What this exercise requires is a verbatim reproduction of the data below.
-*-
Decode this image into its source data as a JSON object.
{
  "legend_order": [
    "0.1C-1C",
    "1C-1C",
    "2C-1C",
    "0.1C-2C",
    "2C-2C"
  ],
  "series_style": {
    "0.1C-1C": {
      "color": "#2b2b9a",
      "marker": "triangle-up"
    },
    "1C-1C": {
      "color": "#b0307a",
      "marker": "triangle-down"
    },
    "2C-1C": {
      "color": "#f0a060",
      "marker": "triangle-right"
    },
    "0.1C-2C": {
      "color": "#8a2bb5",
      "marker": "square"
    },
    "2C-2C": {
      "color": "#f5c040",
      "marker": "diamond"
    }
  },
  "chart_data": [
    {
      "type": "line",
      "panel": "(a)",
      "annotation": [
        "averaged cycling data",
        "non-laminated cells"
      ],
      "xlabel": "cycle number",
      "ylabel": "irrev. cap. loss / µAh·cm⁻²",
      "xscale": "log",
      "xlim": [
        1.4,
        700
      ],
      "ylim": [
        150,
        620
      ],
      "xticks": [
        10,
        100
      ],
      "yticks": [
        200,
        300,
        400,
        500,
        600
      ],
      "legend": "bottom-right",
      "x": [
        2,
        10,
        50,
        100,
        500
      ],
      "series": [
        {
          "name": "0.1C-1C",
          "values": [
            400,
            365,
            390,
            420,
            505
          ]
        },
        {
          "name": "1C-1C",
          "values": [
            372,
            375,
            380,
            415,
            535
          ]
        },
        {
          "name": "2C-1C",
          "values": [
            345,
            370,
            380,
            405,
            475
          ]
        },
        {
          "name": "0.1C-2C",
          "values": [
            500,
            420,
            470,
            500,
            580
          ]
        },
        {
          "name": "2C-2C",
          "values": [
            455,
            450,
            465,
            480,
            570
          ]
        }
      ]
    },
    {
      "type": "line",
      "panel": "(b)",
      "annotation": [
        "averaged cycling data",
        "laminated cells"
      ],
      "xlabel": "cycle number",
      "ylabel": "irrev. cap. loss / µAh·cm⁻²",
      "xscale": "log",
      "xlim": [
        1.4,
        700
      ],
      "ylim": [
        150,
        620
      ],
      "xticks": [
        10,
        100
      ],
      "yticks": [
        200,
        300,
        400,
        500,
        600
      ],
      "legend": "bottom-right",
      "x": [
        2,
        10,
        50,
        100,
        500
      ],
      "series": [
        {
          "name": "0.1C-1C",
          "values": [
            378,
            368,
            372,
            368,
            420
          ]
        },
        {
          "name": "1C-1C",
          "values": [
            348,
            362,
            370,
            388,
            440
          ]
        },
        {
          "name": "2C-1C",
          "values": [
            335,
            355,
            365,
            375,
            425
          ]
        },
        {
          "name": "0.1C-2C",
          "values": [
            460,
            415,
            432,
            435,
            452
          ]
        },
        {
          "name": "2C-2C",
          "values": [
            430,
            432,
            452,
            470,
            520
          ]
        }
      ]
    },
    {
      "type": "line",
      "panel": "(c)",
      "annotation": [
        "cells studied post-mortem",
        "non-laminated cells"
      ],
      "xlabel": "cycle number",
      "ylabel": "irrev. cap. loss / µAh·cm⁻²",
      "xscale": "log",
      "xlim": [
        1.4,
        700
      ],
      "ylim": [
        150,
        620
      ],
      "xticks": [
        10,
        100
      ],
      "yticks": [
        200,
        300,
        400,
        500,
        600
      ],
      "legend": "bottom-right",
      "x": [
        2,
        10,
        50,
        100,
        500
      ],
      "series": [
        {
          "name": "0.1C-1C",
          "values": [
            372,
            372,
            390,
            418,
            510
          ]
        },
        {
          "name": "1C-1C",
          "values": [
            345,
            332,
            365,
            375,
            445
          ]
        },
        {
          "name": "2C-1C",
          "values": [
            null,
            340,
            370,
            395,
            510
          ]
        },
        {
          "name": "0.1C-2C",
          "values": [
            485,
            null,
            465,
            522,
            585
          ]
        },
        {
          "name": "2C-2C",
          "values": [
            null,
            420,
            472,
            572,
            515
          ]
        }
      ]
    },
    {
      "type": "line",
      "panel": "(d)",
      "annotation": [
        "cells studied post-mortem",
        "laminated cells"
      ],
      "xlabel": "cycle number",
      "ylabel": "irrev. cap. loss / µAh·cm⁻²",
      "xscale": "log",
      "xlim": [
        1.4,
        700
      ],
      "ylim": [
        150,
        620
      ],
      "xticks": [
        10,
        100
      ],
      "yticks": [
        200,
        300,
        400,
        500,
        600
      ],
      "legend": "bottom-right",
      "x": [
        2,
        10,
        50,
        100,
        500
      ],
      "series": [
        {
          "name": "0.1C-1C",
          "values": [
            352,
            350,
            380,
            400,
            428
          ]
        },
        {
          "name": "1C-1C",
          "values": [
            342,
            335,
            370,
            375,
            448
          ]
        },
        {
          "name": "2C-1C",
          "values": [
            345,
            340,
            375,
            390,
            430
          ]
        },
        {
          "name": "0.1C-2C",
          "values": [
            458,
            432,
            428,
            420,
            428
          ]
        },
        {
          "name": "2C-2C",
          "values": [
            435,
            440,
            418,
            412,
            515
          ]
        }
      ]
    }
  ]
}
-*-
= Task response =
Decode this image into its source data as a JSON object.
{
  "legend_order": [
    "0.1C-1C",
    "1C-1C",
    "2C-1C",
    "0.1C-2C",
    "2C-2C"
  ],
  "series_style": {
    "0.1C-1C": {
      "color": "#2b2b9a",
      "marker": "triangle-up"
    },
    "1C-1C": {
      "color": "#b0307a",
      "marker": "triangle-down"
    },
    "2C-1C": {
      "color": "#f0a060",
      "marker": "triangle-right"
    },
    "0.1C-2C": {
      "color": "#8a2bb5",
      "marker": "square"
    },
    "2C-2C": {
      "color": "#f5c040",
      "marker": "diamond"
    }
  },
  "chart_data": [
    {
      "type": "line",
      "panel": "(a)",
      "annotation": [
        "averaged cycling data",
        "non-laminated cells"
      ],
      "xlabel": "cycle number",
      "ylabel": "irrev. cap. loss / µAh·cm⁻²",
      "xscale": "log",
      "xlim": [
        1.4,
        700
      ],
      "ylim": [
        150,
        620
      ],
      "xticks": [
        10,
        100
      ],
      "yticks": [
        200,
        300,
        400,
        500,
        600
      ],
      "legend": "bottom-right",
      "x": [
        2,
        10,
        50,
        100,
        500
      ],
      "series": [
        {
          "name": "0.1C-1C",
          "values": [
            400,
            365,
            390,
            420,
            505
          ]
        },
        {
          "name": "1C-1C",
          "values": [
            372,
            375,
            380,
            415,
            535
          ]
        },
        {
          "name": "2C-1C",
          "values": [
            345,
            370,
            380,
            405,
            475
          ]
        },
        {
          "name": "0.1C-2C",
          "values": [
            500,
            420,
            470,
            500,
            580
          ]
        },
        {
          "name": "2C-2C",
          "values": [
            455,
            450,
            465,
            480,
            570
          ]
        }
      ]
    },
    {
      "type": "line",
      "panel": "(b)",
      "annotation": [
        "averaged cycling data",
        "laminated cells"
      ],
      "xlabel": "cycle number",
      "ylabel": "irrev. cap. loss / µAh·cm⁻²",
      "xscale": "log",
      "xlim": [
        1.4,
        700
      ],
      "ylim": [
        150,
        620
      ],
      "xticks": [
        10,
        100
      ],
      "yticks": [
        200,
        300,
        400,
        500,
        600
      ],
      "legend": "bottom-right",
      "x": [
        2,
        10,
        50,
        100,
        500
      ],
      "series": [
        {
          "name": "0.1C-1C",
          "values": [
            378,
            368,
            372,
            368,
            420
          ]
        },
        {
          "name": "1C-1C",
          "values": [
            348,
            362,
            370,
            388,
            440
          ]
        },
        {
          "name": "2C-1C",
          "values": [
            335,
            355,
            365,
            375,
            425
          ]
        },
        {
          "name": "0.1C-2C",
          "values": [
            460,
            415,
            432,
            435,
            452
          ]
        },
        {
          "name": "2C-2C",
          "values": [
            430,
            432,
            452,
            470,
            520
          ]
        }
      ]
    },
    {
      "type": "line",
      "panel": "(c)",
      "annotation": [
        "cells studied post-mortem",
        "non-laminated cells"
      ],
      "xlabel": "cycle number",
      "ylabel": "irrev. cap. loss / µAh·cm⁻²",
      "xscale": "log",
      "xlim": [
        1.4,
        700
      ],
      "ylim": [
        150,
        620
      ],
      "xticks": [
        10,
        100
      ],
      "yticks": [
        200,
        300,
        400,
        500,
        600
      ],
      "legend": "bottom-right",
      "x": [
        2,
        10,
        50,
        100,
        500
      ],
      "series": [
        {
          "name": "0.1C-1C",
          "values": [
            372,
            372,
            390,
            418,
            510
          ]
        },
        {
          "name": "1C-1C",
          "values": [
            345,
            332,
            365,
            375,
            445
          ]
        },
        {
          "name": "2C-1C",
          "values": [
            null,
            340,
            370,
            395,
            510
          ]
        },
        {
          "name": "0.1C-2C",
          "values": [
            485,
            null,
            465,
            522,
            585
          ]
        },
        {
          "name": "2C-2C",
          "values": [
            null,
            420,
            472,
            572,
            515
          ]
        }
      ]
    },
    {
      "type": "line",
      "panel": "(d)",
      "annotation": [
        "cells studied post-mortem",
        "laminated cells"
      ],
      "xlabel": "cycle number",
      "ylabel": "irrev. cap. loss / µAh·cm⁻²",
      "xscale": "log",
      "xlim": [
        1.4,
        700
      ],
      "ylim": [
        150,
        620
      ],
      "xticks": [
        10,
        100
      ],
      "yticks": [
        200,
        300,
        400,
        500,
        600
      ],
      "legend": "bottom-right",
      "x": [
        2,
        10,
        50,
        100,
        500
      ],
      "series": [
        {
          "name": "0.1C-1C",
          "values": [
            352,
            350,
            380,
            400,
            428
          ]
        },
        {
          "name": "1C-1C",
          "values": [
            342,
            335,
            370,
            375,
            448
          ]
        },
        {
          "name": "2C-1C",
          "values": [
            345,
            340,
            375,
            390,
            430
          ]
        },
        {
          "name": "0.1C-2C",
          "values": [
            458,
            432,
            428,
            420,
            428
          ]
        },
        {
          "name": "2C-2C",
          "values": [
            435,
            440,
            418,
            412,
            515
          ]
        }
      ]
    }
  ]
}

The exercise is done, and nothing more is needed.